Here, the PCR judge is discussing the standard for involuntary manslaughter, but mistakenly called it voluntary manslaughter. Clifton’s attorney wrote the order, which also only referred to voluntary manslaughter.
This case is being reviewed on the issue of voluntary manslaughter based on the PCR court confusing voluntary and involuntary manslaughter. The quote above illustrates that the PCR judge was referring to the law of involuntary manslaughter but calling it “voluntary manslaughter.”
Regardless, even if the involuntary manslaughter issue was presented for review, we do not believe that Clifton’s counsel’s failure to object when involuntary manslaughter was not charged was prejudicial to Clifton’s defense. This Court has stated, “[t]here is no error in the refusal to charge the law of involuntary manslaughter when the defendant admitted intentionally firing the gun, but claimed only he meant to shoot over the victim’s head.” State v. Cooney, 320 S.C. 107, 112, 463 S.E.2d 597, 600 (1995); Bozeman v. State, 307 S.C. 172, 414 S.E.2d 144 (1992). Since Clifton admitted that he intentionally fired warning shots in the direction of Harold, he was not entitled to the involuntary manslaughter charge, and thus could not have been prejudiced by the Court’s failure to charge it.
Conclusion
Since we hold that Clifton’s defense was not prejudiced by his counsel’s failure to object to the trial judge’s refusal to charge voluntary or involuntary manslaughter, we REVERSE the PCR court’s granting of his PCR application.
. While Clifton’s willingness to help load the refrigerator supports Harold's testimony that Clifton and Harold were friendly to each other,
. Lillie Long died after the first trial and before the second trial, so the State put forth her testimony from the original trial.

Problems to solve
**A.** From the court opinion, write out the passage starting with "Regardless, even if" and going on through "to charge it.".
**B.** According to the court opinion, why could Clifton not have been harmed by the failure to charge involuntary manslaughter? Answer in one to three sentences.
**C.** Continue the court opinion from where it stops.

Entries supplied
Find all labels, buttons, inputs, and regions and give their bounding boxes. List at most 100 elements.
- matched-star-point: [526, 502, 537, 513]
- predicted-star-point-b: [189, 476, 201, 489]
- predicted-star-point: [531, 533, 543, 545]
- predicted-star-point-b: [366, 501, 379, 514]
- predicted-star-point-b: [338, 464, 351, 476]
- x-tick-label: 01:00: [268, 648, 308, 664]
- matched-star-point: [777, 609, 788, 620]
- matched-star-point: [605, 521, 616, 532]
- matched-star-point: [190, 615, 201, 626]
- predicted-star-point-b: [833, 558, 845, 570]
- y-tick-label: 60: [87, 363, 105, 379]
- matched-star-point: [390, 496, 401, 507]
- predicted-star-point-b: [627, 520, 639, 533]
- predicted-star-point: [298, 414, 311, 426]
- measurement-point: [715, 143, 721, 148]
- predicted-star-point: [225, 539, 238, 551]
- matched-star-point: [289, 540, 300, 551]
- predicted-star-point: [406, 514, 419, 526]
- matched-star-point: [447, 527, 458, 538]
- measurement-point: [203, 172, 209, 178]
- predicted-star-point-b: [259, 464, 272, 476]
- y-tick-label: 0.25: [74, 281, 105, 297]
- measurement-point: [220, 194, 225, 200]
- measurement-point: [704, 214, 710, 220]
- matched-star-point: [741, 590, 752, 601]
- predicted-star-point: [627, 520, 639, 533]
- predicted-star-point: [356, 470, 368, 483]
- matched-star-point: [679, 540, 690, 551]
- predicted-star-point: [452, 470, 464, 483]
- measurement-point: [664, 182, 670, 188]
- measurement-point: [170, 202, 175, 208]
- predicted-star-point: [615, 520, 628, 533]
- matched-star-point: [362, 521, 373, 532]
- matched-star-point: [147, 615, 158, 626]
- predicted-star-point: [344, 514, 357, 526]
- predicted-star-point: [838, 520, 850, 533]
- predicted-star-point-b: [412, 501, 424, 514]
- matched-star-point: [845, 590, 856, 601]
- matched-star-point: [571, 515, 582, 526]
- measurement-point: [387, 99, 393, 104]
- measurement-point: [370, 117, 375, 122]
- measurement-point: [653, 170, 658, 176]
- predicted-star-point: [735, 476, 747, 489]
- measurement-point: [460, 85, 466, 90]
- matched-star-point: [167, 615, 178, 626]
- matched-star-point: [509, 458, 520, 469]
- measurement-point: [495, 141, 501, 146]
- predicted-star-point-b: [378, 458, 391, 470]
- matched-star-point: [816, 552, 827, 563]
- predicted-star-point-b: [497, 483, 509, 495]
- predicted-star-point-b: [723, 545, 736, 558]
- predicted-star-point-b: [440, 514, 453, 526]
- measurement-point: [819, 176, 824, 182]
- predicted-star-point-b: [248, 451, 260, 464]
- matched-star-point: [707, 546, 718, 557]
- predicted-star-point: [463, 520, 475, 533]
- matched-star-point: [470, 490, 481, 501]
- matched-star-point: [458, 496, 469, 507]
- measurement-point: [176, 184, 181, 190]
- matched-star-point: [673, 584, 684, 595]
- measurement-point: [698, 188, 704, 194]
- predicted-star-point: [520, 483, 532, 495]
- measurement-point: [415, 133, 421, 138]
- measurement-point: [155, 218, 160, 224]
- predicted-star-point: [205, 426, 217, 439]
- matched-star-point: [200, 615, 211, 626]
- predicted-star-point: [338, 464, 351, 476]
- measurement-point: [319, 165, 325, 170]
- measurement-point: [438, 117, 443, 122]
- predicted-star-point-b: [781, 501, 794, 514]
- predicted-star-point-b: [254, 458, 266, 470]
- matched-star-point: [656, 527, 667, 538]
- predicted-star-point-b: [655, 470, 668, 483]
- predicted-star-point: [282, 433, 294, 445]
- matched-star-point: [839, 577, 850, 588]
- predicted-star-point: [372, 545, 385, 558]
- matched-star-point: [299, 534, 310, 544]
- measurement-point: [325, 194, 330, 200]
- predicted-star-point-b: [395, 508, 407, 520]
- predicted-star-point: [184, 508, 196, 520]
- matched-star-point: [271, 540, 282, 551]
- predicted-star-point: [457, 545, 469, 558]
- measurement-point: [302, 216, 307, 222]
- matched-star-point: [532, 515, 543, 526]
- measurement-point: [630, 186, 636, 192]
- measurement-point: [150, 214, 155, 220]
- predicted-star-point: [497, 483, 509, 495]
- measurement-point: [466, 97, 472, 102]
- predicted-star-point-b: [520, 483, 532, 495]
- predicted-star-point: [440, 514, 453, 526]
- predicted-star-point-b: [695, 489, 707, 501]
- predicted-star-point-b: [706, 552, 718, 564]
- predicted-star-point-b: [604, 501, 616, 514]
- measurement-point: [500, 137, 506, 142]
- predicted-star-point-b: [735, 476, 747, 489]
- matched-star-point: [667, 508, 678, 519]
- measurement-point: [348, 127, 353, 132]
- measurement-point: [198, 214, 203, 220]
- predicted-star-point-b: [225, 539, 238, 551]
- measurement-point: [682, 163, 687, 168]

Answer set
**A.**
Regardless, even if the involuntary manslaughter issue was presented for review, we do not believe that Clifton’s counsel’s failure to object when involuntary manslaughter was not charged was prejudicial to Clifton’s defense. This Court has stated, “[t]here is no error in the refusal to charge the law of involuntary manslaughter when the defendant admitted intentionally firing the gun, but claimed only he meant to shoot over the victim’s head.” State v. Cooney, 320 S.C. 107, 112, 463 S.E.2d 597, 600 (1995); Bozeman v. State, 307 S.C. 172, 414 S.E.2d 144 (1992). Since Clifton admitted that he intentionally fired warning shots in the direction of Harold, he was not entitled to the involuntary manslaughter charge, and thus could not have been prejudiced by the Court’s failure to charge it.

**B.** Clifton admitted that he meant to fire warning shots in Harold's direction. The Court has held that refusing an involuntary manslaughter charge is not an error when the defendant admits firing the gun on purpose. So Clifton had no right to that charge, and leaving it out could not have hurt his defense.

**C.**
. The PCR judge orally granted Clifton’s PCR application for counsel’s failure to request a charge on voluntary manslaughter and self-defense. The written order, prepared by Clifton's counsel, failed to specifically address the self-defense charge. Under section 6, which addresses voluntary manslaughter, the order states, "Further, the intended object of the warning shots was the estranged husband of the victim, there was testimony that he was approaching [Clifton] with a deadly weapon at the time of the shooting, and there was evidence of prior difficulties between the parties.” In our opinion, this reference to self-defense does not constitute a specific ruling that self-defense should have been charged. Clifton's counsel should have filed a Rule 59(e) motion to amend the judgment to include a finding on the lack of a self-defense charge. Since no motion was filed, we believe that the self-defense issue was not preserved. Pruitt v. State, 310 S.C. 254, 256, 423 S.E.2d 127, 128 (1992) (This Court held that counsel has an obligation to meticulously review the PCR order and file a Rule 59(e) motion if it does not address the merits of the issues).
. Dorothy was Clifton's sister.
. Harold and Lillie Long’s testimonial account of the "scuffle" between Clifton and Linda Jean differs with Clifton's account. Harold testified that Clifton had an arm-lock on Linda Jean. Lillie Long testified that Clifton and Linda Jean were "struggling.”
. Although Harold became a victim after Clifton shot Linda Jean, he was not the murder victim.
. "Involuntary manslaughter is (I) the unintentional killing of another without malice, but while engaged in an unlawful activity not naturally tending to cause death or great bodily harm; or (2) the unintentional killing of another without malice, while engaged in a lawful activity with reckless disregard for the safety of others.” State v. Tyler, 348 S.C. 526, 529, 560 S.E.2d 888, 889 (2002); State v. Chatman, 336 S.C. 149, 519 S.E.2d 100 (1999).